• Brief
Each line below that includes the word "Normalized" is to be reported.

== Segment start ==

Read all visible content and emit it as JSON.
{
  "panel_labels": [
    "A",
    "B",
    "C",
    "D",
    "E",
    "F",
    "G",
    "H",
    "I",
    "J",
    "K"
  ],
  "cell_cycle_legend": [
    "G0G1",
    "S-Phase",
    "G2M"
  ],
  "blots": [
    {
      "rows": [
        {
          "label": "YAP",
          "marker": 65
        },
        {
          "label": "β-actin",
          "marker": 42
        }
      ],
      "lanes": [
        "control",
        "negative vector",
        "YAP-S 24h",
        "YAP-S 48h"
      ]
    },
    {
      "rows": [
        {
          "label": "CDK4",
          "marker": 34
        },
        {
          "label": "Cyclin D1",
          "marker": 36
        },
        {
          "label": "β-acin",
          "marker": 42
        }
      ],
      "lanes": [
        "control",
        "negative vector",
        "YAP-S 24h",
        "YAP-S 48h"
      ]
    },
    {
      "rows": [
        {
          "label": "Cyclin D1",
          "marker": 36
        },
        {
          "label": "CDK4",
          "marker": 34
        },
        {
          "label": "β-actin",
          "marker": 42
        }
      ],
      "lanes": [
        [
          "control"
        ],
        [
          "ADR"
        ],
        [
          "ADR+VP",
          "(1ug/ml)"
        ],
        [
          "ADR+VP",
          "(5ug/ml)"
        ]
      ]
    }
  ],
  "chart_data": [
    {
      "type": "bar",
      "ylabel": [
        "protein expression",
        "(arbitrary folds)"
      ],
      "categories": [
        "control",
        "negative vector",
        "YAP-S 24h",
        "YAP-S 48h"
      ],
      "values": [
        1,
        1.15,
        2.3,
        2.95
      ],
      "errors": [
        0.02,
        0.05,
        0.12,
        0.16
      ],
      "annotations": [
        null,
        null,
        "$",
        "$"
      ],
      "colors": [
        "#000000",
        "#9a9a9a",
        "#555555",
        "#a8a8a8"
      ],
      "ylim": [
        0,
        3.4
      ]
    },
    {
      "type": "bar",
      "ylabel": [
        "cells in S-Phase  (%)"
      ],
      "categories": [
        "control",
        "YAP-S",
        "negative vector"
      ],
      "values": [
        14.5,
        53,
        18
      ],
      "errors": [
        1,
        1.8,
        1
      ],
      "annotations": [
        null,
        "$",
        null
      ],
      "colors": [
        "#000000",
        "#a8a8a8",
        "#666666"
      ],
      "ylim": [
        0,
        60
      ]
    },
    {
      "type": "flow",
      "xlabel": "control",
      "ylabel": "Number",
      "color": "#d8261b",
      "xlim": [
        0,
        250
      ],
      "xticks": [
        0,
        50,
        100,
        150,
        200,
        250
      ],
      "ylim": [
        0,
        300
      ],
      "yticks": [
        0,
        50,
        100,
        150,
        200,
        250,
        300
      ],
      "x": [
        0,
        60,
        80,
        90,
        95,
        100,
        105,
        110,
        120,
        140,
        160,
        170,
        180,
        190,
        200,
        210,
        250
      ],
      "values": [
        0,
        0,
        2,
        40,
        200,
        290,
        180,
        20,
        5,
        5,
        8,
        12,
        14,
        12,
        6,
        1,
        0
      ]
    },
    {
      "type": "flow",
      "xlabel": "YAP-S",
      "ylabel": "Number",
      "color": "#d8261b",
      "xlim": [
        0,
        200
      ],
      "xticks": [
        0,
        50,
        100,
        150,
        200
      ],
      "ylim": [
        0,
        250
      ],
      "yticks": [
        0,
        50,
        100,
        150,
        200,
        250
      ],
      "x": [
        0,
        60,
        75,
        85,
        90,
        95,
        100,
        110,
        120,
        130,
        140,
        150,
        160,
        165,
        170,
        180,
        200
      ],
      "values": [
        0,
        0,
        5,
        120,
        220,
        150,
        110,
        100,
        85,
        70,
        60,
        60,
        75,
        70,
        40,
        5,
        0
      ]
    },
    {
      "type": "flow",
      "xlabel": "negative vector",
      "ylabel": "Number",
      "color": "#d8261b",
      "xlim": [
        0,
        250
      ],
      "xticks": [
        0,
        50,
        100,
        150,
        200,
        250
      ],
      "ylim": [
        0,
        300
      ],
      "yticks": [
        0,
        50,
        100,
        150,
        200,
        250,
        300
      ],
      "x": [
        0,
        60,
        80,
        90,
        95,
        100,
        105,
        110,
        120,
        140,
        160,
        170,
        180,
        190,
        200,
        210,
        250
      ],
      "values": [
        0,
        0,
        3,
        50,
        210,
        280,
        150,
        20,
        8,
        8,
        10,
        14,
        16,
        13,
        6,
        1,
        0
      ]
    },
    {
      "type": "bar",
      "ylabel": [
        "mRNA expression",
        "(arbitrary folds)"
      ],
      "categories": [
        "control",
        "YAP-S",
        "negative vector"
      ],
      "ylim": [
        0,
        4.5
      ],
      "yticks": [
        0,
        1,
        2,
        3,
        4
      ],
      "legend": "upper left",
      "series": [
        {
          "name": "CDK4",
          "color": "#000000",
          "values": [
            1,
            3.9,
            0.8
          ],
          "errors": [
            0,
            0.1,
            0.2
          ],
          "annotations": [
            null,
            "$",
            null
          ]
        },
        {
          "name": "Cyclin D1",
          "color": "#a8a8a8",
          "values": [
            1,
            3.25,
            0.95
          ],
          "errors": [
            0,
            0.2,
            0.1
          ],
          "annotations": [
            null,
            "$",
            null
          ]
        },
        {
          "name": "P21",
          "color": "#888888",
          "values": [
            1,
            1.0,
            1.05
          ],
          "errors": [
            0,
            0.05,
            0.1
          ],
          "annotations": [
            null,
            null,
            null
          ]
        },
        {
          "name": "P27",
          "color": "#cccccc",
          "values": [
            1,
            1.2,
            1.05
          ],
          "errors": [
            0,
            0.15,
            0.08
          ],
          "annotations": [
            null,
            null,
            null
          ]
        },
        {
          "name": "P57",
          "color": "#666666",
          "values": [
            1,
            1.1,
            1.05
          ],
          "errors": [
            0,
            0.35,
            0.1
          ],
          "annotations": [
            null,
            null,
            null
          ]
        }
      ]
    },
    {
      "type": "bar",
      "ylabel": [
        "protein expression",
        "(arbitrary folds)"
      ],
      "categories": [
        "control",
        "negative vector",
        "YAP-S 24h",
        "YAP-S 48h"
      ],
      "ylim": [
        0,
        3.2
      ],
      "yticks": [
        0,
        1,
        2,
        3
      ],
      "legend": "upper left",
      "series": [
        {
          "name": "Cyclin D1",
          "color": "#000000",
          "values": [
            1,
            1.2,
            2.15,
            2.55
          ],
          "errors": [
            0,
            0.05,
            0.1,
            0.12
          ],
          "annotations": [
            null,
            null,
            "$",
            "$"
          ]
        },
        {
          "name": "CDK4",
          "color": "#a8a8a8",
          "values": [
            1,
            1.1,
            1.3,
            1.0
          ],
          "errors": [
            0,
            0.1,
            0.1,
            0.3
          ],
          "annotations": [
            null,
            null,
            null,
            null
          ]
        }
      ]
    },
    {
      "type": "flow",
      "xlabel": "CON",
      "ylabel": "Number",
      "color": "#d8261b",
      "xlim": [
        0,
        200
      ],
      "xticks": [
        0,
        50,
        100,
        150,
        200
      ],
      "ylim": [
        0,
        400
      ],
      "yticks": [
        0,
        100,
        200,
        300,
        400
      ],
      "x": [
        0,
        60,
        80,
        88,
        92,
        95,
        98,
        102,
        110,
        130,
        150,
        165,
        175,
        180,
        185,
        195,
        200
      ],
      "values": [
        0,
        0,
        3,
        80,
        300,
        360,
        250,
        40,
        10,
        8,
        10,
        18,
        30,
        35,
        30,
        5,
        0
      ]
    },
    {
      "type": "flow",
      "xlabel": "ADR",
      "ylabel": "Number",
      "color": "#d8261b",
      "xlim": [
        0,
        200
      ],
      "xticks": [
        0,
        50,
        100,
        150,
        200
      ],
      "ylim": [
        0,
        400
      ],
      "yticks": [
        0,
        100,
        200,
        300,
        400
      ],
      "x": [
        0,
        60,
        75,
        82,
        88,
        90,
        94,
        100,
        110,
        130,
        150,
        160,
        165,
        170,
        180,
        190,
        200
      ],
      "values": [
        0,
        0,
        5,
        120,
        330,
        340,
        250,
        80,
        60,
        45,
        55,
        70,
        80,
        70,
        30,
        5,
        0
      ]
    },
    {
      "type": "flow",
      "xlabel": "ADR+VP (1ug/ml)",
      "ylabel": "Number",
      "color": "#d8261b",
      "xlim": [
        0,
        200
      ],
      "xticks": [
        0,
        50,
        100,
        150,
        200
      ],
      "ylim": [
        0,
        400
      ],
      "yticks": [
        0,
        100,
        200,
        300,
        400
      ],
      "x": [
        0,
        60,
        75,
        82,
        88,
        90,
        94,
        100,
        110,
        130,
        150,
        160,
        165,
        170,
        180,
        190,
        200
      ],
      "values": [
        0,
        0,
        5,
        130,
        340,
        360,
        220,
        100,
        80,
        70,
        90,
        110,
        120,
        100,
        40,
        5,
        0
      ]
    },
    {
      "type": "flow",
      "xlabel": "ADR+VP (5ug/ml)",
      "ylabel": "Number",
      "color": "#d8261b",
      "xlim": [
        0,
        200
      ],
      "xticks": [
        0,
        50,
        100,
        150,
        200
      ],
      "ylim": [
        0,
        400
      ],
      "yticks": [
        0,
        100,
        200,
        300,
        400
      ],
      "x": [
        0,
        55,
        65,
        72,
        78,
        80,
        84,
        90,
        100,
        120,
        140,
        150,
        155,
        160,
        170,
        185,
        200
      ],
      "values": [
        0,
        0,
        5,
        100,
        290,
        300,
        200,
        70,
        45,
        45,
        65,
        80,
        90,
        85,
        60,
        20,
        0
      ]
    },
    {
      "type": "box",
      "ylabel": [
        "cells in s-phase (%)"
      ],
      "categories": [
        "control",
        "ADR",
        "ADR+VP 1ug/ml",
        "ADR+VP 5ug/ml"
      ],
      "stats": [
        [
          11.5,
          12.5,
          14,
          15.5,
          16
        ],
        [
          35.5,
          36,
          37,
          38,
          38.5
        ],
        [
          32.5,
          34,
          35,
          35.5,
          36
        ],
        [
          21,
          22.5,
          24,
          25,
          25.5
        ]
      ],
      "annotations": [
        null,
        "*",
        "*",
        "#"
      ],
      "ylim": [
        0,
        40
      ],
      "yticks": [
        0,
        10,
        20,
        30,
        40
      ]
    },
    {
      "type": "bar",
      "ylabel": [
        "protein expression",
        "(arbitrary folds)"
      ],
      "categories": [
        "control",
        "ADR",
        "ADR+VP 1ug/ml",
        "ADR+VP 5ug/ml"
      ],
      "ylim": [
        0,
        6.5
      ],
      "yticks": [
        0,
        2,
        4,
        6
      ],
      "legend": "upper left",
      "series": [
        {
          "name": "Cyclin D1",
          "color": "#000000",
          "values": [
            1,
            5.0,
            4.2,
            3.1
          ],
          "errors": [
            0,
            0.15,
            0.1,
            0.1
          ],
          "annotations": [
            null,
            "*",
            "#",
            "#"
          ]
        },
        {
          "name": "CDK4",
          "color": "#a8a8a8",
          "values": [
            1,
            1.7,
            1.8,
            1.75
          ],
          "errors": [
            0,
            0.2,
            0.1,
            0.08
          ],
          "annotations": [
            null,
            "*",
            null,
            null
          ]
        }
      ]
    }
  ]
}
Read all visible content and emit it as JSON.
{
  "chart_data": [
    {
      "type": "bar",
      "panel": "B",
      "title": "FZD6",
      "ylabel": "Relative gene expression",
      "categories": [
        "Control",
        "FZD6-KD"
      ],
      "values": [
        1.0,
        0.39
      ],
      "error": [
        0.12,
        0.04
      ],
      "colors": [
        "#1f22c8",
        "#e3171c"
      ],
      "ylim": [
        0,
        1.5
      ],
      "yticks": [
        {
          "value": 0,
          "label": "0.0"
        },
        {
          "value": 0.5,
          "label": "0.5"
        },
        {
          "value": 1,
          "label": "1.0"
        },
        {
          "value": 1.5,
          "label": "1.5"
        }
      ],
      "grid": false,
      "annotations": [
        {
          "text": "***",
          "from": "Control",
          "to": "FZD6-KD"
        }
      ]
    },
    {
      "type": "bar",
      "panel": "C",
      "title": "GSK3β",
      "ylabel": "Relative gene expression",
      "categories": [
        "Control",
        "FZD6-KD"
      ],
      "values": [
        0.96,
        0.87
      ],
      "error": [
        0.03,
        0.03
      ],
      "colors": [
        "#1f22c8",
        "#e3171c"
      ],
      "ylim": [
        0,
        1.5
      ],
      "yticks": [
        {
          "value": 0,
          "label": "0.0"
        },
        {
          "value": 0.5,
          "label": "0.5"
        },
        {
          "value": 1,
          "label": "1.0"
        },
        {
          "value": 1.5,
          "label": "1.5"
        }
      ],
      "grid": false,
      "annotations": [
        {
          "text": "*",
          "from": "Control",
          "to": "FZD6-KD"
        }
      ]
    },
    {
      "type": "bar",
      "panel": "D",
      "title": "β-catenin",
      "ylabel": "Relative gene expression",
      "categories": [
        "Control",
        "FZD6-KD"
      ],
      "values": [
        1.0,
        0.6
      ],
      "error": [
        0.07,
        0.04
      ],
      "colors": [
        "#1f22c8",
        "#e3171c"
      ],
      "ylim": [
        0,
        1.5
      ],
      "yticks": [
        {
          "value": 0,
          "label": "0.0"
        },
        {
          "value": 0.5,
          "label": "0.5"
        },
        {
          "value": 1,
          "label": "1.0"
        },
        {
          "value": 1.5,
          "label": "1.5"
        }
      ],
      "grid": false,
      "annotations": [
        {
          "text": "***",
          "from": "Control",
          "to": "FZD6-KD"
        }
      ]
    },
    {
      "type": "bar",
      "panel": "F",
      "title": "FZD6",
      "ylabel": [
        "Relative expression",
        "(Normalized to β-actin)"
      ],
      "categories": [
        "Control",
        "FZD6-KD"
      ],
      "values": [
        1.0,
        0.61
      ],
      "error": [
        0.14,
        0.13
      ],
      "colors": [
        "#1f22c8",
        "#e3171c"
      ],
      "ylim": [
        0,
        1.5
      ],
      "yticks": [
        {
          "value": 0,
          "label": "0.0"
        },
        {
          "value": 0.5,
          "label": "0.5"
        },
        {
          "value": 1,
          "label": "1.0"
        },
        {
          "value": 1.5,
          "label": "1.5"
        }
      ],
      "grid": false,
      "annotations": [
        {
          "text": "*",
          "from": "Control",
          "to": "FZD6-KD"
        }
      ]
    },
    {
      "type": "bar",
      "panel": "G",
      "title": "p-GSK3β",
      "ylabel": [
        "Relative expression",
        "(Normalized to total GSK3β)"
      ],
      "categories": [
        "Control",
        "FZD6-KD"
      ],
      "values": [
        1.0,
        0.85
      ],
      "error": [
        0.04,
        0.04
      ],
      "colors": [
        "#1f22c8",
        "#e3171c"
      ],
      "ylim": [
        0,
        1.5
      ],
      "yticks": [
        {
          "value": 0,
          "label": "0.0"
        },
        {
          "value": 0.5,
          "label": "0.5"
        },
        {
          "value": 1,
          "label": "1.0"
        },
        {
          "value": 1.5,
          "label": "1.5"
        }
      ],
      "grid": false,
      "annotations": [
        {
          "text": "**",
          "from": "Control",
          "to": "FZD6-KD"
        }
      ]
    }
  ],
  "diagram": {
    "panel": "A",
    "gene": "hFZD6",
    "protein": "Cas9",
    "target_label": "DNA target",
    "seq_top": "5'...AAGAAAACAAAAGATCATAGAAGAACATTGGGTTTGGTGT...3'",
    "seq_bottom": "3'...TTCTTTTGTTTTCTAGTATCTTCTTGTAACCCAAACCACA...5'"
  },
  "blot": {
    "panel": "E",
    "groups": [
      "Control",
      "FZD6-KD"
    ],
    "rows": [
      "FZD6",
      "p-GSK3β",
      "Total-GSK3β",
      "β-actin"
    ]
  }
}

== Segment end ==

• Solution below
        "(Normalized to β-actin)"
        "(Normalized to total GSK3β)"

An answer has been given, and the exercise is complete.